• Instruction:
Extract the full set of records, then give each one again exactly.

• Raw records:
● ● ● ●

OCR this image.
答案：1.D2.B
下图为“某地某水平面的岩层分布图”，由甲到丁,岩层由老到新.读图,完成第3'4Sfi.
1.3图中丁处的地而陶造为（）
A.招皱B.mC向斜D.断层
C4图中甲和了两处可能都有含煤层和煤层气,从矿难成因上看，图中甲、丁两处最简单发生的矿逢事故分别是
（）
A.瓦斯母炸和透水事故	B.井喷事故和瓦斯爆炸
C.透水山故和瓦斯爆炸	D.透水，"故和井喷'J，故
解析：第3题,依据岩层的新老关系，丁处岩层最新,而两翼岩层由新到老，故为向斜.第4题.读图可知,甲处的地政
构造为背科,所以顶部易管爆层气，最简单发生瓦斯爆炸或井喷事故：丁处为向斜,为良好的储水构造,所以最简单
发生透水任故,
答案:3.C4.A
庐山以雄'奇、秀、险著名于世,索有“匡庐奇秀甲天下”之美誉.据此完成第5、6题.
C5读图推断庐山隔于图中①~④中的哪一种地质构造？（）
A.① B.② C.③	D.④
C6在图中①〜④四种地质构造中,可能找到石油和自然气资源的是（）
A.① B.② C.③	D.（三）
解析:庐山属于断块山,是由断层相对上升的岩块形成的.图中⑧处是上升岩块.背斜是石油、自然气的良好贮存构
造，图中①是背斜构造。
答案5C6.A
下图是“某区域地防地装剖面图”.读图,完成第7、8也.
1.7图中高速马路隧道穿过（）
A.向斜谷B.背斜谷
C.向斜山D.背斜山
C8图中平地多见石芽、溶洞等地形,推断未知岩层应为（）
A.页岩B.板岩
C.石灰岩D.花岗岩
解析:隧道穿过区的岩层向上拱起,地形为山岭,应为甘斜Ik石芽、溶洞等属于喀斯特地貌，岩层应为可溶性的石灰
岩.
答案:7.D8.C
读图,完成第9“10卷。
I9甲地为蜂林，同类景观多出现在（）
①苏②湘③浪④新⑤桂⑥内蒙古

● ● ● ●

• Full response:
OCR this image.
答案：1.D2.B
下图为“某地某水平面的岩层分布图”，由甲到丁,岩层由老到新.读图,完成第3'4Sfi.
1.3图中丁处的地而陶造为（）
A.招皱B.mC向斜D.断层
C4图中甲和了两处可能都有含煤层和煤层气,从矿难成因上看，图中甲、丁两处最简单发生的矿逢事故分别是
（）
A.瓦斯母炸和透水事故	B.井喷事故和瓦斯爆炸
C.透水山故和瓦斯爆炸	D.透水，"故和井喷'J，故
解析：第3题,依据岩层的新老关系，丁处岩层最新,而两翼岩层由新到老，故为向斜.第4题.读图可知,甲处的地政
构造为背科,所以顶部易管爆层气，最简单发生瓦斯爆炸或井喷事故：丁处为向斜,为良好的储水构造,所以最简单
发生透水任故,
答案:3.C4.A
庐山以雄'奇、秀、险著名于世,索有“匡庐奇秀甲天下”之美誉.据此完成第5、6题.
C5读图推断庐山隔于图中①~④中的哪一种地质构造？（）
A.① B.② C.③	D.④
C6在图中①〜④四种地质构造中,可能找到石油和自然气资源的是（）
A.① B.② C.③	D.（三）
解析:庐山属于断块山,是由断层相对上升的岩块形成的.图中⑧处是上升岩块.背斜是石油、自然气的良好贮存构
造，图中①是背斜构造。
答案5C6.A
下图是“某区域地防地装剖面图”.读图,完成第7、8也.
1.7图中高速马路隧道穿过（）
A.向斜谷B.背斜谷
C.向斜山D.背斜山
C8图中平地多见石芽、溶洞等地形,推断未知岩层应为（）
A.页岩B.板岩
C.石灰岩D.花岗岩
解析:隧道穿过区的岩层向上拱起,地形为山岭,应为甘斜Ik石芽、溶洞等属于喀斯特地貌，岩层应为可溶性的石灰
岩.
答案:7.D8.C
读图,完成第9“10卷。
I9甲地为蜂林，同类景观多出现在（）
①苏②湘③浪④新⑤桂⑥内蒙古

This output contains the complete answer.